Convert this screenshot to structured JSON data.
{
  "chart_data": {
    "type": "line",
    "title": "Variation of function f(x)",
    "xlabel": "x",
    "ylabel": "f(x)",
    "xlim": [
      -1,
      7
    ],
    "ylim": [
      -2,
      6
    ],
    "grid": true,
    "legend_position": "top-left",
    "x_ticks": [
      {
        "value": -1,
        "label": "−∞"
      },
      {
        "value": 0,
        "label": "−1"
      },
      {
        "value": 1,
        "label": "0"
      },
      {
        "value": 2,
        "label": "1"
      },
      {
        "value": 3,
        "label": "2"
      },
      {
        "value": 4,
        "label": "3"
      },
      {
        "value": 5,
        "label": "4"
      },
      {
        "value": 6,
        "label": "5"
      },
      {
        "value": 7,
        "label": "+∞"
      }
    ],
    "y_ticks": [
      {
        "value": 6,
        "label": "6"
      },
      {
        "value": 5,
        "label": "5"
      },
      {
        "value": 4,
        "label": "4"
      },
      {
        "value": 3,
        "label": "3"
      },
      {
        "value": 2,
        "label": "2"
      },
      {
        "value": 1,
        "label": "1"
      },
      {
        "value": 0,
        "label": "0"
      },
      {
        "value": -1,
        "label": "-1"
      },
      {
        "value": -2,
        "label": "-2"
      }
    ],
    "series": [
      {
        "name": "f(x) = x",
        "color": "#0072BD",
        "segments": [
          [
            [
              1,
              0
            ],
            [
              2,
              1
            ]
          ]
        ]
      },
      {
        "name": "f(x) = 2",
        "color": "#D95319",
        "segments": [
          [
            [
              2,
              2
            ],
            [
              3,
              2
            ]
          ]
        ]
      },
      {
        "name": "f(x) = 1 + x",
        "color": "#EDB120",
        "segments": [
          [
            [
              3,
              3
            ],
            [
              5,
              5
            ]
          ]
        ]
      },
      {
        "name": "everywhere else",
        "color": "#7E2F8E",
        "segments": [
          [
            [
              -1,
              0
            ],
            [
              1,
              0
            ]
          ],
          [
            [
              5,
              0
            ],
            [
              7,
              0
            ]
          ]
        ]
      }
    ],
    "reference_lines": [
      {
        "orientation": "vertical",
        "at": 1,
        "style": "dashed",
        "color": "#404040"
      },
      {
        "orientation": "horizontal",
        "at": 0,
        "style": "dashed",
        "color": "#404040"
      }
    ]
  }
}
****************
**REQUEST:** Copy all the records above exactly, missing none.

**RESULT OF THIS TASK:**
Convert this screenshot to structured JSON data.
{
  "chart_data": {
    "type": "line",
    "title": "Variation of function f(x)",
    "xlabel": "x",
    "ylabel": "f(x)",
    "xlim": [
      -1,
      7
    ],
    "ylim": [
      -2,
      6
    ],
    "grid": true,
    "legend_position": "top-left",
    "x_ticks": [
      {
        "value": -1,
        "label": "−∞"
      },
      {
        "value": 0,
        "label": "−1"
      },
      {
        "value": 1,
        "label": "0"
      },
      {
        "value": 2,
        "label": "1"
      },
      {
        "value": 3,
        "label": "2"
      },
      {
        "value": 4,
        "label": "3"
      },
      {
        "value": 5,
        "label": "4"
      },
      {
        "value": 6,
        "label": "5"
      },
      {
        "value": 7,
        "label": "+∞"
      }
    ],
    "y_ticks": [
      {
        "value": 6,
        "label": "6"
      },
      {
        "value": 5,
        "label": "5"
      },
      {
        "value": 4,
        "label": "4"
      },
      {
        "value": 3,
        "label": "3"
      },
      {
        "value": 2,
        "label": "2"
      },
      {
        "value": 1,
        "label": "1"
      },
      {
        "value": 0,
        "label": "0"
      },
      {
        "value": -1,
        "label": "-1"
      },
      {
        "value": -2,
        "label": "-2"
      }
    ],
    "series": [
      {
        "name": "f(x) = x",
        "color": "#0072BD",
        "segments": [
          [
            [
              1,
              0
            ],
            [
              2,
              1
            ]
          ]
        ]
      },
      {
        "name": "f(x) = 2",
        "color": "#D95319",
        "segments": [
          [
            [
              2,
              2
            ],
            [
              3,
              2
            ]
          ]
        ]
      },
      {
        "name": "f(x) = 1 + x",
        "color": "#EDB120",
        "segments": [
          [
            [
              3,
              3
            ],
            [
              5,
              5
            ]
          ]
        ]
      },
      {
        "name": "everywhere else",
        "color": "#7E2F8E",
        "segments": [
          [
            [
              -1,
              0
            ],
            [
              1,
              0
            ]
          ],
          [
            [
              5,
              0
            ],
            [
              7,
              0
            ]
          ]
        ]
      }
    ],
    "reference_lines": [
      {
        "orientation": "vertical",
        "at": 1,
        "style": "dashed",
        "color": "#404040"
      },
      {
        "orientation": "horizontal",
        "at": 0,
        "style": "dashed",
        "color": "#404040"
      }
    ]
  }
}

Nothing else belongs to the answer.